(Raw records)
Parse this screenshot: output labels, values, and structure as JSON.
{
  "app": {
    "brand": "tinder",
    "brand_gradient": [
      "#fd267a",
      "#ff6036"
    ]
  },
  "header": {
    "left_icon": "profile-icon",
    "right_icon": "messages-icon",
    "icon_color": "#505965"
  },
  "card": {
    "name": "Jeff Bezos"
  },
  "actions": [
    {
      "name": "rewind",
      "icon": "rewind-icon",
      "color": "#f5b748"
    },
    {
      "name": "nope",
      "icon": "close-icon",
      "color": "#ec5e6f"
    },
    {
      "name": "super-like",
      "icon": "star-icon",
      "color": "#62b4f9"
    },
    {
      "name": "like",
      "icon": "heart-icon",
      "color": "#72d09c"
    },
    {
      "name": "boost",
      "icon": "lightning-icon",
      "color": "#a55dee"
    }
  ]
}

» **Required task**
Gather each line of the records holding the string "name".

» **The result**
    "name": "Jeff Bezos"
      "name": "rewind",
      "name": "nope",
      "name": "super-like",
      "name": "like",
      "name": "boost",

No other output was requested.